◆ **EXERCISE DETAILS**:
Set each record down exactly, excluding all images.

━━━

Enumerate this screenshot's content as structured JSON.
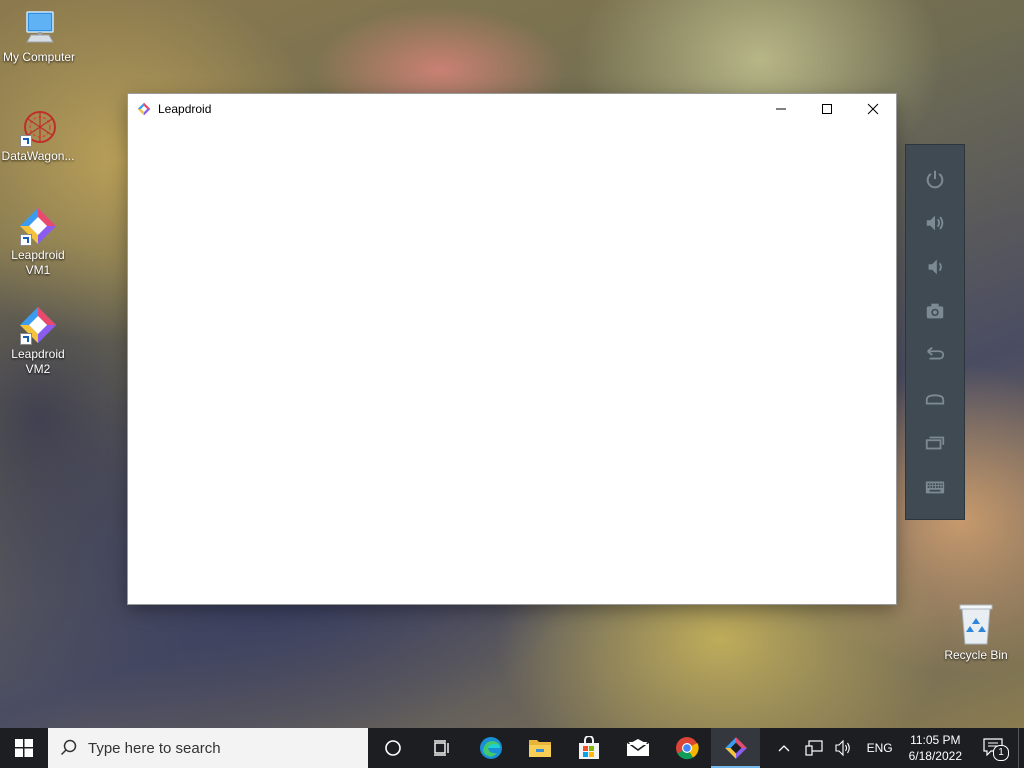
{
  "desktop": {
    "icons": [
      {
        "label": "My Computer",
        "icon": "computer-icon"
      },
      {
        "label": "DataWagon...",
        "icon": "datawagon-icon"
      },
      {
        "label": "Leapdroid VM1",
        "icon": "leapdroid-icon"
      },
      {
        "label": "Leapdroid VM2",
        "icon": "leapdroid-icon"
      }
    ],
    "recycle_bin": {
      "label": "Recycle Bin",
      "icon": "recycle-bin-icon"
    }
  },
  "window": {
    "title": "Leapdroid",
    "controls": [
      "minimize-icon",
      "maximize-icon",
      "close-icon"
    ]
  },
  "side_toolbar": {
    "buttons": [
      "power-icon",
      "volume-up-icon",
      "volume-down-icon",
      "camera-icon",
      "back-icon",
      "home-icon",
      "recent-apps-icon",
      "keyboard-icon"
    ],
    "color": "#3f4a52",
    "icon_color": "#7e8a93"
  },
  "taskbar": {
    "search_placeholder": "Type here to search",
    "pinned": [
      "cortana-icon",
      "task-view-icon",
      "edge-icon",
      "file-explorer-icon",
      "store-icon",
      "mail-icon",
      "chrome-icon",
      "leapdroid-icon"
    ],
    "active_app": "leapdroid-icon",
    "tray": {
      "icons": [
        "chevron-up-icon",
        "network-icon",
        "volume-icon"
      ],
      "language": "ENG",
      "time": "11:05 PM",
      "date": "6/18/2022",
      "notification_count": "1"
    }
  }
}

━━━

◆ **PROBLEM SOLUTION**:
Enumerate this screenshot's content as structured JSON.
{
  "desktop": {
    "icons": [
      {
        "label": "My Computer",
        "icon": "computer-icon"
      },
      {
        "label": "DataWagon...",
        "icon": "datawagon-icon"
      },
      {
        "label": "Leapdroid VM1",
        "icon": "leapdroid-icon"
      },
      {
        "label": "Leapdroid VM2",
        "icon": "leapdroid-icon"
      }
    ],
    "recycle_bin": {
      "label": "Recycle Bin",
      "icon": "recycle-bin-icon"
    }
  },
  "window": {
    "title": "Leapdroid",
    "controls": [
      "minimize-icon",
      "maximize-icon",
      "close-icon"
    ]
  },
  "side_toolbar": {
    "buttons": [
      "power-icon",
      "volume-up-icon",
      "volume-down-icon",
      "camera-icon",
      "back-icon",
      "home-icon",
      "recent-apps-icon",
      "keyboard-icon"
    ],
    "color": "#3f4a52",
    "icon_color": "#7e8a93"
  },
  "taskbar": {
    "search_placeholder": "Type here to search",
    "pinned": [
      "cortana-icon",
      "task-view-icon",
      "edge-icon",
      "file-explorer-icon",
      "store-icon",
      "mail-icon",
      "chrome-icon",
      "leapdroid-icon"
    ],
    "active_app": "leapdroid-icon",
    "tray": {
      "icons": [
        "chevron-up-icon",
        "network-icon",
        "volume-icon"
      ],
      "language": "ENG",
      "time": "11:05 PM",
      "date": "6/18/2022",
      "notification_count": "1"
    }
  }
}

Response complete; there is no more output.